==== Supplied data

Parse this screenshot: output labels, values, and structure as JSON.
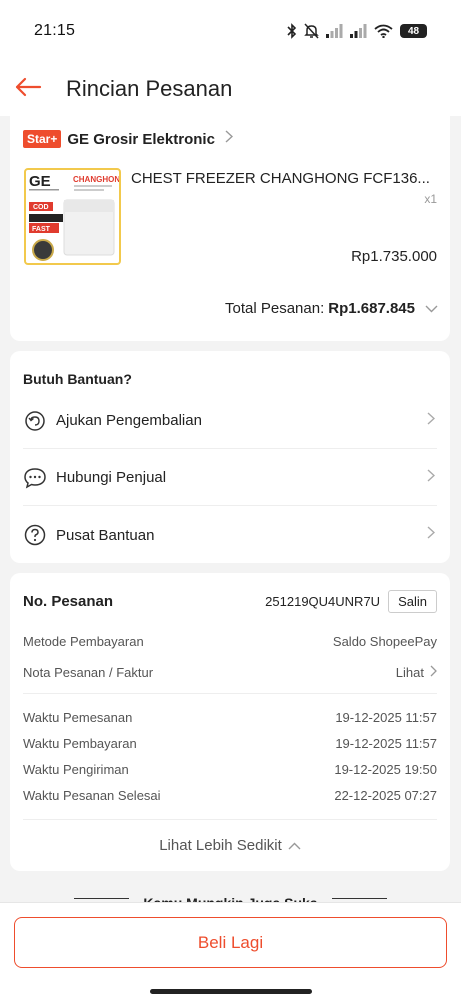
{
  "status_bar": {
    "time": "21:15",
    "battery": "48",
    "icons": [
      "bluetooth-icon",
      "bell-off-icon",
      "signal-icon",
      "signal-icon",
      "wifi-icon",
      "battery-icon"
    ]
  },
  "header": {
    "title": "Rincian Pesanan"
  },
  "shop": {
    "badge": "Star+",
    "name": "GE Grosir Elektronic"
  },
  "product": {
    "name": "CHEST FREEZER CHANGHONG FCF136...",
    "qty": "x1",
    "price": "Rp1.735.000",
    "thumb_brand": "CHANGHONG",
    "thumb_logo": "GE",
    "thumb_cod": "COD",
    "thumb_fast": "FAST"
  },
  "total": {
    "label": "Total Pesanan:",
    "amount": "Rp1.687.845"
  },
  "help": {
    "title": "Butuh Bantuan?",
    "items": [
      {
        "label": "Ajukan Pengembalian",
        "icon": "return-icon"
      },
      {
        "label": "Hubungi Penjual",
        "icon": "chat-icon"
      },
      {
        "label": "Pusat Bantuan",
        "icon": "help-icon"
      }
    ]
  },
  "order": {
    "no_label": "No. Pesanan",
    "no_value": "251219QU4UNR7U",
    "copy_label": "Salin",
    "payment_label": "Metode Pembayaran",
    "payment_value": "Saldo ShopeePay",
    "invoice_label": "Nota Pesanan / Faktur",
    "invoice_value": "Lihat",
    "times": [
      {
        "label": "Waktu Pemesanan",
        "value": "19-12-2025 11:57"
      },
      {
        "label": "Waktu Pembayaran",
        "value": "19-12-2025 11:57"
      },
      {
        "label": "Waktu Pengiriman",
        "value": "19-12-2025 19:50"
      },
      {
        "label": "Waktu Pesanan Selesai",
        "value": "22-12-2025 07:27"
      }
    ],
    "less_label": "Lihat Lebih Sedikit"
  },
  "recommend": {
    "title": "Kamu Mungkin Juga Suka"
  },
  "footer": {
    "buy_again": "Beli Lagi"
  },
  "colors": {
    "accent": "#ee4d2d",
    "badge_border": "#f2c94c"
  }
}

========

- What the task requires: Every record is to be reproduced exactly, with no pictures included.

- Solved problem:
Parse this screenshot: output labels, values, and structure as JSON.
{
  "status_bar": {
    "time": "21:15",
    "battery": "48",
    "icons": [
      "bluetooth-icon",
      "bell-off-icon",
      "signal-icon",
      "signal-icon",
      "wifi-icon",
      "battery-icon"
    ]
  },
  "header": {
    "title": "Rincian Pesanan"
  },
  "shop": {
    "badge": "Star+",
    "name": "GE Grosir Elektronic"
  },
  "product": {
    "name": "CHEST FREEZER CHANGHONG FCF136...",
    "qty": "x1",
    "price": "Rp1.735.000",
    "thumb_brand": "CHANGHONG",
    "thumb_logo": "GE",
    "thumb_cod": "COD",
    "thumb_fast": "FAST"
  },
  "total": {
    "label": "Total Pesanan:",
    "amount": "Rp1.687.845"
  },
  "help": {
    "title": "Butuh Bantuan?",
    "items": [
      {
        "label": "Ajukan Pengembalian",
        "icon": "return-icon"
      },
      {
        "label": "Hubungi Penjual",
        "icon": "chat-icon"
      },
      {
        "label": "Pusat Bantuan",
        "icon": "help-icon"
      }
    ]
  },
  "order": {
    "no_label": "No. Pesanan",
    "no_value": "251219QU4UNR7U",
    "copy_label": "Salin",
    "payment_label": "Metode Pembayaran",
    "payment_value": "Saldo ShopeePay",
    "invoice_label": "Nota Pesanan / Faktur",
    "invoice_value": "Lihat",
    "times": [
      {
        "label": "Waktu Pemesanan",
        "value": "19-12-2025 11:57"
      },
      {
        "label": "Waktu Pembayaran",
        "value": "19-12-2025 11:57"
      },
      {
        "label": "Waktu Pengiriman",
        "value": "19-12-2025 19:50"
      },
      {
        "label": "Waktu Pesanan Selesai",
        "value": "22-12-2025 07:27"
      }
    ],
    "less_label": "Lihat Lebih Sedikit"
  },
  "recommend": {
    "title": "Kamu Mungkin Juga Suka"
  },
  "footer": {
    "buy_again": "Beli Lagi"
  },
  "colors": {
    "accent": "#ee4d2d",
    "badge_border": "#f2c94c"
  }
}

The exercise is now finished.